#### Data extract ####
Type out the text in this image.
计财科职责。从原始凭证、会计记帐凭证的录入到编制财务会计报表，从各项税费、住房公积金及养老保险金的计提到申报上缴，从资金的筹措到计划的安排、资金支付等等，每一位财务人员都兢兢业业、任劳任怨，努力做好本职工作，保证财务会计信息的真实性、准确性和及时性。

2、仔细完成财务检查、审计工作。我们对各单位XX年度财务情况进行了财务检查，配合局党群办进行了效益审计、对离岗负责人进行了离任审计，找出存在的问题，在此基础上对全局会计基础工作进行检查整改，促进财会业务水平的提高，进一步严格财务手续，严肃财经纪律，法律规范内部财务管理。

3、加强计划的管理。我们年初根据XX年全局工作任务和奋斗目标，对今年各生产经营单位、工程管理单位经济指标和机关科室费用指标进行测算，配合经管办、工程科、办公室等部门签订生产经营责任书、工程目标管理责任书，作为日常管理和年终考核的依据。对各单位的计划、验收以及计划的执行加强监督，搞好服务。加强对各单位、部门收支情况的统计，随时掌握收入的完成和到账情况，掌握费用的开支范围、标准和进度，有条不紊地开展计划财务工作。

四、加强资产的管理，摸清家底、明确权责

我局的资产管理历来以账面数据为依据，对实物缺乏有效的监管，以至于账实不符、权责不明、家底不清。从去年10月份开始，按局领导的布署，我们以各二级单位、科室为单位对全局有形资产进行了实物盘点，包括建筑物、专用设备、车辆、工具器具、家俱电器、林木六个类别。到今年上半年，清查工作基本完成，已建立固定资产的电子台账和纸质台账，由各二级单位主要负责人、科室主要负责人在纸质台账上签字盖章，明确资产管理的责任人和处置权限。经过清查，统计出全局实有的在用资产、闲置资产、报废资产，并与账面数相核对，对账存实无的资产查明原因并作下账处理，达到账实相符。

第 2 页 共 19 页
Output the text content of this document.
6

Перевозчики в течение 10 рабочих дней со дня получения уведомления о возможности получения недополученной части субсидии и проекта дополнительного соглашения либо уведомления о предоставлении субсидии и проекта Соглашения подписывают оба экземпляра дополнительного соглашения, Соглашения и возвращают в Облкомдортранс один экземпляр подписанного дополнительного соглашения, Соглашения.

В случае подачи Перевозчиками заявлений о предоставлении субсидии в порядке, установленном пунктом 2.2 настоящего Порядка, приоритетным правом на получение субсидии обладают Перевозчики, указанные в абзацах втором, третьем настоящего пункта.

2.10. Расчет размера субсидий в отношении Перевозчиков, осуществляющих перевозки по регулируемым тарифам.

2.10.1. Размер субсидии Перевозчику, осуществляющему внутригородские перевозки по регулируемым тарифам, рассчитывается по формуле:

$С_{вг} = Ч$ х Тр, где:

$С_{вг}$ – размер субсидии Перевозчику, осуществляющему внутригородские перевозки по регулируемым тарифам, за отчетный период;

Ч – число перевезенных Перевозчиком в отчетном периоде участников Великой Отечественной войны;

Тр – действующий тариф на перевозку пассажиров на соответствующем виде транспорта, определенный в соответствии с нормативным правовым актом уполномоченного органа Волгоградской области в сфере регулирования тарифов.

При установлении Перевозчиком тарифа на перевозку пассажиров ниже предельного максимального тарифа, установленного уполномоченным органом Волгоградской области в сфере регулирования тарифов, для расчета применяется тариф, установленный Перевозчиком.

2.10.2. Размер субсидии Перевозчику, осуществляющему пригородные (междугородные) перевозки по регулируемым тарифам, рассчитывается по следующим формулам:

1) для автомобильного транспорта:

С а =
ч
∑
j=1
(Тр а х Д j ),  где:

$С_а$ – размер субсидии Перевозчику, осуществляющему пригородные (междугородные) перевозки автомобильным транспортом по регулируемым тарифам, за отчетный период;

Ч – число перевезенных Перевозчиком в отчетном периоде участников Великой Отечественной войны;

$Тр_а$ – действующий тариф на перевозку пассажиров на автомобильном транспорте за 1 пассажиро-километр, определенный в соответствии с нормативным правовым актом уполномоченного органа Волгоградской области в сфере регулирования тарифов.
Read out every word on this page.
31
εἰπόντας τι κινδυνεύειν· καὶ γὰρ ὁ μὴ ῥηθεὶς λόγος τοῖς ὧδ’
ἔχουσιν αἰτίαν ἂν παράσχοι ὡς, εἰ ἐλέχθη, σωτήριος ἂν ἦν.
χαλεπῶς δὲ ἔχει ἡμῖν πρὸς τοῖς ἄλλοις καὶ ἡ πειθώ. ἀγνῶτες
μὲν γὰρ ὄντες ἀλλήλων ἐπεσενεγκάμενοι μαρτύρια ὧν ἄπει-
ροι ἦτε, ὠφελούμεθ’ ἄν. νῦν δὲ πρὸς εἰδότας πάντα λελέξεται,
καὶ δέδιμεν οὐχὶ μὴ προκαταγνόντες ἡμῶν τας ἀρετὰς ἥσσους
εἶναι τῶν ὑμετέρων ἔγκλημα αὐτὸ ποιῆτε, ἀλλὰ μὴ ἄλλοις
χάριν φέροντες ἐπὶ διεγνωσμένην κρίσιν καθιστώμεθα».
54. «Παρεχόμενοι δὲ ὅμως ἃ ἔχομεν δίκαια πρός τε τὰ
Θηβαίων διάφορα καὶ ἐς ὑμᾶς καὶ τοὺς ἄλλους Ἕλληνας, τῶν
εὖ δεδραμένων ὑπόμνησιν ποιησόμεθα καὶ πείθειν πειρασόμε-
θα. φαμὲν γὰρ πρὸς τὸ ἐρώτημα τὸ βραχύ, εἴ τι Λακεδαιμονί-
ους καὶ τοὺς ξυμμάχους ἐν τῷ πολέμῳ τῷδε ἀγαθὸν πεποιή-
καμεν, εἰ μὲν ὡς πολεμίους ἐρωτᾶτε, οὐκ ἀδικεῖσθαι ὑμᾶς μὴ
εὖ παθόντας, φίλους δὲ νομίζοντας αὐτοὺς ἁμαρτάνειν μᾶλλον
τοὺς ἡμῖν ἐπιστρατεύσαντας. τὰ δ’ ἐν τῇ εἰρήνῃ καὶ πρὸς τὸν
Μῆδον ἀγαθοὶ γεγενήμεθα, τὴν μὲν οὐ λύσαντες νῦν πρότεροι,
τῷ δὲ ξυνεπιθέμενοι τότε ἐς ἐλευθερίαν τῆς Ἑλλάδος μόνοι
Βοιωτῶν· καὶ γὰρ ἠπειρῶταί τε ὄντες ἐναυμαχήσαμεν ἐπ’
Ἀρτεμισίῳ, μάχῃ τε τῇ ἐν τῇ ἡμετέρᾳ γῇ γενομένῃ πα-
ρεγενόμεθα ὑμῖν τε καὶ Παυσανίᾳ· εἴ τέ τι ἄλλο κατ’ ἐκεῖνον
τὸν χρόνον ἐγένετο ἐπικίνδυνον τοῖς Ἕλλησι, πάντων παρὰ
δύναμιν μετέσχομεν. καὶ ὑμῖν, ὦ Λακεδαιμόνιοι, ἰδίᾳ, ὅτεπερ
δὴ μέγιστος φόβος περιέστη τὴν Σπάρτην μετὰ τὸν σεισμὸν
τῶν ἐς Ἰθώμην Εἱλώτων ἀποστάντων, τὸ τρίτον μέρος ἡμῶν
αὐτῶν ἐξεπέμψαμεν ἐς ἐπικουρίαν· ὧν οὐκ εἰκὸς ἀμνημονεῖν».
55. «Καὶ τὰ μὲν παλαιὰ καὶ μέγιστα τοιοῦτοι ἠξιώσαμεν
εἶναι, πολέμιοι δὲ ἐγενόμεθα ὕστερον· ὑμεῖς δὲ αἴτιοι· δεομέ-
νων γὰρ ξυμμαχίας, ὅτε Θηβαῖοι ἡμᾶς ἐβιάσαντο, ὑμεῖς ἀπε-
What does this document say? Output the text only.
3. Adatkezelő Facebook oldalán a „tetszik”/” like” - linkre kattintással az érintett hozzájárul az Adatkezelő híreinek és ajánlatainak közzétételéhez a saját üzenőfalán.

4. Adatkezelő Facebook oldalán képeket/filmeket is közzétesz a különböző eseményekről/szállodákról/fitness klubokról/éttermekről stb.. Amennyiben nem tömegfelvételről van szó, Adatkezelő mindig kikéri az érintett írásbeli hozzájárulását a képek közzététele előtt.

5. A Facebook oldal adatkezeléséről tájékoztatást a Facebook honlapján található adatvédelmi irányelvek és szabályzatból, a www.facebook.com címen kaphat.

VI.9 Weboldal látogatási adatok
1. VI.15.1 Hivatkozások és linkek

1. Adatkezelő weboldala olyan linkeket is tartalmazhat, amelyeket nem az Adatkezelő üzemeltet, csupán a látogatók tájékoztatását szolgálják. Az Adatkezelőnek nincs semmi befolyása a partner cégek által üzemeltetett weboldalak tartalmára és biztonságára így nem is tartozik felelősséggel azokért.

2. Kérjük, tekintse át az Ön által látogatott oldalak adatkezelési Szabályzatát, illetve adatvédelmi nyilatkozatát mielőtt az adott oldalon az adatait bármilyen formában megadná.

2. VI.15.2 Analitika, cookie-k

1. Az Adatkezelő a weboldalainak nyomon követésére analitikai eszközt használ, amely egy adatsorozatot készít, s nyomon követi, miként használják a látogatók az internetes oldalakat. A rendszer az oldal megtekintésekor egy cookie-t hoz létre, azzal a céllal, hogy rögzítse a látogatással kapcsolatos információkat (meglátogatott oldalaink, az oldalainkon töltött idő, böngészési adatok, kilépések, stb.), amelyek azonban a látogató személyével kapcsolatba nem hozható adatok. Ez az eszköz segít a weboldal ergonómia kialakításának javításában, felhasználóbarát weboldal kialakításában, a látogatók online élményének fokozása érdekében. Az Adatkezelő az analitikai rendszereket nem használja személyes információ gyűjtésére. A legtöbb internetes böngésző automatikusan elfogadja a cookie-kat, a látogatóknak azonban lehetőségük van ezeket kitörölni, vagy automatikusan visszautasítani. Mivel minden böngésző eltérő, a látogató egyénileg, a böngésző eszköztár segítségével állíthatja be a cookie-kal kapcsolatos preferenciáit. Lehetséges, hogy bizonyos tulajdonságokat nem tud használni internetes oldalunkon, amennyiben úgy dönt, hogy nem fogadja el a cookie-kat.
####
◆ **Set problem**: Identify the lines that contain the string "ὑμᾶς", and copy every one of them.

◆ **Result of this task**:
Θηβαίων διάφορα καὶ ἐς ὑμᾶς καὶ τοὺς ἄλλους Ἕλληνας, τῶν
καμεν, εἰ μὲν ὡς πολεμίους ἐρωτᾶτε, οὐκ ἀδικεῖσθαι ὑμᾶς μὴ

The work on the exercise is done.